** Given instruction 1 **
Duplicate the part of the mensuration passage that opens with the words containing "The four shapes" and closes with "circle (d = 2r)".
** Given instruction 2 **
According to the mensuration passage, what distance does a circle's radius measure?

** Supplied passage **

Part of the GATE study roadmap. General Aptitude (Quantitative) topic gate-qa-010 of General Aptitude (Quantitative).

By Last updated 2% exam weight

Mensuration (2D)

🟢 Lite

Key Formula/Rule

Area of rectangle = length × breadth; Circumference of circle = 2πr; Area of triangle = ½ × base × height.

Quick Memory Trick

“PIRL”Pizza (πr²) Is Round, Length × Ladies (for rectangle area).

1-Sentence Summary

For 2D shapes, “area” fills the inside (length × width for rectangles, π × radius² for circles), while “perimeter” walks the outside edge.

Quick Example

Q: A rectangle has length 8 cm and breadth 5 cm. Find its area. A: Area = 8 × 5 = 40 cm²

Must Remember

  • Square: all 4 sides equal, area = a², perimeter = 4a
  • Rectangle: opposite sides equal, area = l × b
  • Circle: area = πr², circumference = 2πr (diameter = 2r)
  • Triangle: area = ½ × base × height; special case — right triangle hypotenuse² = base² + height²

🟡 Standard

Concept Explanation

Mensuration is just a fancy word for “measuring shapes.” When you want to know how much space a flat shape covers — like how much carpet you need for a room — you’re looking for its area. When you want to know how far it is to walk around the edge — like how much fencing you need for a plot of land — you’re looking for its perimeter or circumference.

The four shapes that show up most often in exams are squares, rectangles, circles, and triangles. Each one has its own personality. A square is the simplest — all four sides are identical, so you only need to know one number (the side length) to figure out everything about it. A rectangle is like a stretched square — opposite sides match, so you need two numbers: length and breadth. A circle is different because it has no corners at all; everything revolves around one special number called the radius, which is the distance from the center to any point on the edge. A triangle is the simplest polygon — just three sides — and its area depends on how tall it is (the height), measured straight up from the base.

Key Formulas

SymbolMeaning
aSide of a square
lLength of a rectangle
bBreadth of a rectangle (or base of a triangle)
rRadius of a circle
dDiameter of a circle (d = 2r)
hHeight of a triangle
πPi, approximately 3.14159 or 22/7

Step-by-Step Example

Q: The radius of a circle is 7 cm. Find its area and circumference.

Step 1: Identify the formula for area of a circle. Area = πr²

Step 2: Substitute r = 7. Area = π × 7² = π × 49 = 22/7 × 49 = 154 cm²

Step 3: Identify the formula for circumference. Circumference = 2πr

Step 4: Substitute r = 7. Circumference = 2 × π × 7 = 2 × 22/7 × 7 = 44 cm

Answer: Area = 154 cm², Circumference = 44 cm

Common Mistakes

  • Using diameter instead of radius in the area formula → Always square the radius first, not the diameter. If given diameter, halve it first.

** Material provided **
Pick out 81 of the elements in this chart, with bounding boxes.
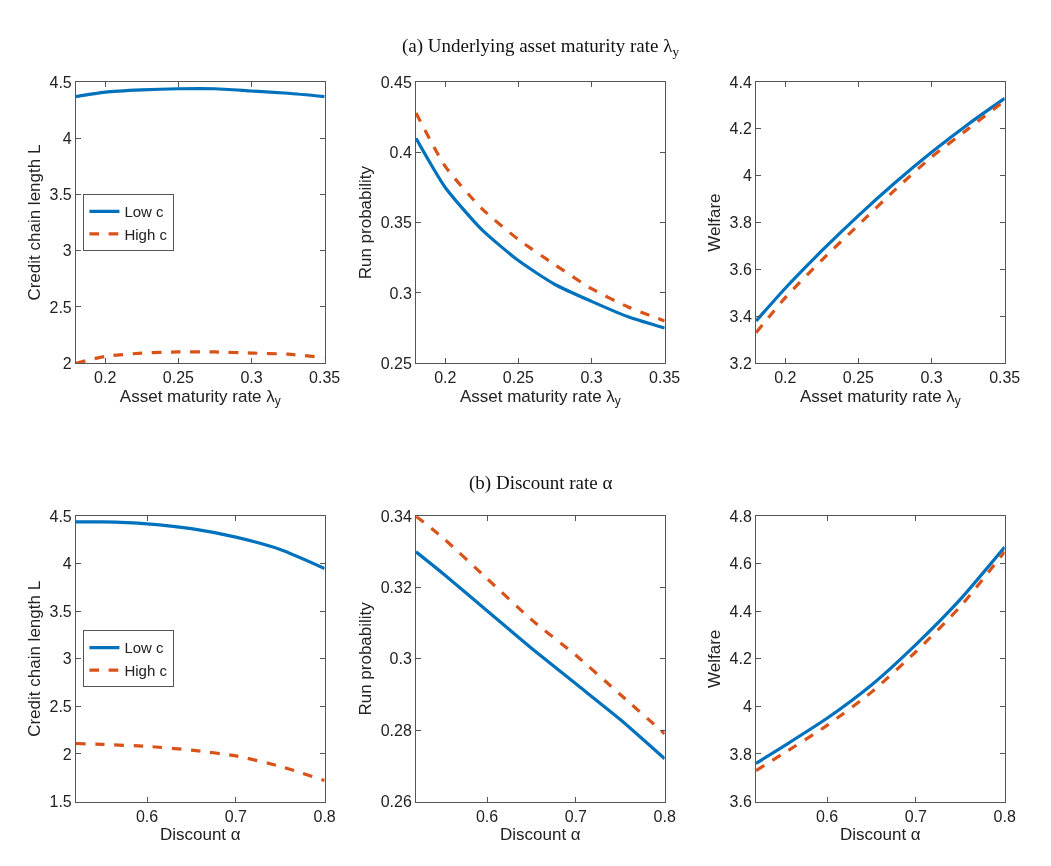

** Reply 1 **
The four shapes that show up most often in exams are squares, rectangles, circles, and triangles. Each one has its own personality. A square is the simplest — all four sides are identical, so you only need to know one number (the side length) to figure out everything about it. A rectangle is like a stretched square — opposite sides match, so you need two numbers: length and breadth. A circle is different because it has no corners at all; everything revolves around one special number called the radius, which is the distance from the center to any point on the edge. A triangle is the simplest polygon — just three sides — and its area depends on how tall it is (the height), measured straight up from the base.

Key Formulas

SymbolMeaning
aSide of a square
lLength of a rectangle
bBreadth of a rectangle (or base of a triangle)
rRadius of a circle
dDiameter of a circle (d = 2r)

** Reply 2 **
The radius is the distance from the center of the circle to any point on its edge.